+++ Data supplied

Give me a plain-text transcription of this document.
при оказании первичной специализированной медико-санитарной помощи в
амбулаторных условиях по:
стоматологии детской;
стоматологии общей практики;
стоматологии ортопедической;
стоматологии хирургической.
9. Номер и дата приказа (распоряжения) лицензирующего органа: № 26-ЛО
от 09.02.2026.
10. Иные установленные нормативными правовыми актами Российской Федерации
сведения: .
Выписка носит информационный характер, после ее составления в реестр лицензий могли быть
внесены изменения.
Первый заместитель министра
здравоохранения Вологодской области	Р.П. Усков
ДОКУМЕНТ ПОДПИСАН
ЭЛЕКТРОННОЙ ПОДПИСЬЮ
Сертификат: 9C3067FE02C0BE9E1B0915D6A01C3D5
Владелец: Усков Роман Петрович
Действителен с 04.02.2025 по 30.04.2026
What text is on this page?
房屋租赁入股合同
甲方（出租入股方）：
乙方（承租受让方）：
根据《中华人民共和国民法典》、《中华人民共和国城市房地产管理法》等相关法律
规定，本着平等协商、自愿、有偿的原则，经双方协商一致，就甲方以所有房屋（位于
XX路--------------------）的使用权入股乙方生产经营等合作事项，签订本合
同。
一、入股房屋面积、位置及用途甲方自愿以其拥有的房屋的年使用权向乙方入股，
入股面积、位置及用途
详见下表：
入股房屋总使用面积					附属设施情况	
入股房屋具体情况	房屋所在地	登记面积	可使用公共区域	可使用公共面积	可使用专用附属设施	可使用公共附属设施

++++++

#### Task goal
Copy every line above that holds the word "this".

#### Task output
Give me a plain-text transcription of this document.
What text is on this page?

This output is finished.